- _GIVEN PROBLEM_
Write out the whole listing again, exactly as given.

- _GIVEN DATA_
━━━━━━━━━━━━━━━━━━━━
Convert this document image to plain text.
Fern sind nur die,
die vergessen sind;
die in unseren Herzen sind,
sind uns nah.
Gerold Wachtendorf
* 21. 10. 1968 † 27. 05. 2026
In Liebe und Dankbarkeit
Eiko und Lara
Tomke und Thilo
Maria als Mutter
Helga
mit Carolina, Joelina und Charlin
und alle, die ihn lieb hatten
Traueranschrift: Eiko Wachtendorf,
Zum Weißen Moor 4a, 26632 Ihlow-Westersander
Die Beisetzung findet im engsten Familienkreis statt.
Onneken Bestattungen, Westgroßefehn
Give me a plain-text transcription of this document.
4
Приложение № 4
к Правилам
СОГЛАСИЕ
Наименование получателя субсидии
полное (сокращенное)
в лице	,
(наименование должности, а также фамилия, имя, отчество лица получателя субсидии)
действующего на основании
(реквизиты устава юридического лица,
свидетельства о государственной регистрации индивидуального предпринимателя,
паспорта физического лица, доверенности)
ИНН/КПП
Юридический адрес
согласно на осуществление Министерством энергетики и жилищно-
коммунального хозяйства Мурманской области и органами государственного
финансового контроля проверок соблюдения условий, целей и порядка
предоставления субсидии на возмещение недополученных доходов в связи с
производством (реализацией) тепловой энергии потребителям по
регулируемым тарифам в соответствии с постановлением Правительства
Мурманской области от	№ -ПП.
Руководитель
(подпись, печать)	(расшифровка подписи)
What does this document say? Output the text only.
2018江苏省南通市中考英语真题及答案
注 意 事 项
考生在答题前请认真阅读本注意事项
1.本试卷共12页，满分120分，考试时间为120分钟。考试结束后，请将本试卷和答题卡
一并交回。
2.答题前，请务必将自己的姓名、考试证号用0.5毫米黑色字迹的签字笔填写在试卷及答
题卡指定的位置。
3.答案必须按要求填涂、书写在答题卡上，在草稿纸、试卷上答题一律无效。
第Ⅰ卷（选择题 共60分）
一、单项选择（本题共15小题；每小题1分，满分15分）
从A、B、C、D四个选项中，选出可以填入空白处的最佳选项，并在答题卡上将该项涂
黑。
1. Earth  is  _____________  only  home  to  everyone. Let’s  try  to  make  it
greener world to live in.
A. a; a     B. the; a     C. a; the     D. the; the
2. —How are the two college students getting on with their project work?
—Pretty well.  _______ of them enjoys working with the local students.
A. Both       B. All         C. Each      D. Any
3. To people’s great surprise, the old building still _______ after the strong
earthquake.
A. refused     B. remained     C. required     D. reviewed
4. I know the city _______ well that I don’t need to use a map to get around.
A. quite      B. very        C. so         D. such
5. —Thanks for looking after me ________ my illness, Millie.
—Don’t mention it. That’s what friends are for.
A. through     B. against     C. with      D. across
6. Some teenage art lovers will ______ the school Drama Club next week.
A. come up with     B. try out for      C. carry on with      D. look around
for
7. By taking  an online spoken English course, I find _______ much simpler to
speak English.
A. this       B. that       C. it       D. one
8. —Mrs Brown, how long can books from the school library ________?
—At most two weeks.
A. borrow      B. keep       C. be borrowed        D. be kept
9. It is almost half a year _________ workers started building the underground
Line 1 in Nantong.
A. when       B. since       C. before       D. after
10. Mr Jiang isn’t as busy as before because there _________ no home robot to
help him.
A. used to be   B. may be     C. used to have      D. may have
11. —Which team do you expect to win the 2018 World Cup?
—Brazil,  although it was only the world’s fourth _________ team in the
━━━━━━━━━━━━━━━━━━━━
- _SOLUTION TO THE PROBLEM_
Convert this document image to plain text.
Fern sind nur die,
die vergessen sind;
die in unseren Herzen sind,
sind uns nah.
Gerold Wachtendorf
* 21. 10. 1968 † 27. 05. 2026
In Liebe und Dankbarkeit
Eiko und Lara
Tomke und Thilo
Maria als Mutter
Helga
mit Carolina, Joelina und Charlin
und alle, die ihn lieb hatten
Traueranschrift: Eiko Wachtendorf,
Zum Weißen Moor 4a, 26632 Ihlow-Westersander
Die Beisetzung findet im engsten Familienkreis statt.
Onneken Bestattungen, Westgroßefehn
Give me a plain-text transcription of this document.
4
Приложение № 4
к Правилам
СОГЛАСИЕ
Наименование получателя субсидии
полное (сокращенное)
в лице	,
(наименование должности, а также фамилия, имя, отчество лица получателя субсидии)
действующего на основании
(реквизиты устава юридического лица,
свидетельства о государственной регистрации индивидуального предпринимателя,
паспорта физического лица, доверенности)
ИНН/КПП
Юридический адрес
согласно на осуществление Министерством энергетики и жилищно-
коммунального хозяйства Мурманской области и органами государственного
финансового контроля проверок соблюдения условий, целей и порядка
предоставления субсидии на возмещение недополученных доходов в связи с
производством (реализацией) тепловой энергии потребителям по
регулируемым тарифам в соответствии с постановлением Правительства
Мурманской области от	№ -ПП.
Руководитель
(подпись, печать)	(расшифровка подписи)
What does this document say? Output the text only.
2018江苏省南通市中考英语真题及答案
注 意 事 项
考生在答题前请认真阅读本注意事项
1.本试卷共12页，满分120分，考试时间为120分钟。考试结束后，请将本试卷和答题卡
一并交回。
2.答题前，请务必将自己的姓名、考试证号用0.5毫米黑色字迹的签字笔填写在试卷及答
题卡指定的位置。
3.答案必须按要求填涂、书写在答题卡上，在草稿纸、试卷上答题一律无效。
第Ⅰ卷（选择题 共60分）
一、单项选择（本题共15小题；每小题1分，满分15分）
从A、B、C、D四个选项中，选出可以填入空白处的最佳选项，并在答题卡上将该项涂
黑。
1. Earth  is  _____________  only  home  to  everyone. Let’s  try  to  make  it
greener world to live in.
A. a; a     B. the; a     C. a; the     D. the; the
2. —How are the two college students getting on with their project work?
—Pretty well.  _______ of them enjoys working with the local students.
A. Both       B. All         C. Each      D. Any
3. To people’s great surprise, the old building still _______ after the strong
earthquake.
A. refused     B. remained     C. required     D. reviewed
4. I know the city _______ well that I don’t need to use a map to get around.
A. quite      B. very        C. so         D. such
5. —Thanks for looking after me ________ my illness, Millie.
—Don’t mention it. That’s what friends are for.
A. through     B. against     C. with      D. across
6. Some teenage art lovers will ______ the school Drama Club next week.
A. come up with     B. try out for      C. carry on with      D. look around
for
7. By taking  an online spoken English course, I find _______ much simpler to
speak English.
A. this       B. that       C. it       D. one
8. —Mrs Brown, how long can books from the school library ________?
—At most two weeks.
A. borrow      B. keep       C. be borrowed        D. be kept
9. It is almost half a year _________ workers started building the underground
Line 1 in Nantong.
A. when       B. since       C. before       D. after
10. Mr Jiang isn’t as busy as before because there _________ no home robot to
help him.
A. used to be   B. may be     C. used to have      D. may have
11. —Which team do you expect to win the 2018 World Cup?
—Brazil,  although it was only the world’s fourth _________ team in the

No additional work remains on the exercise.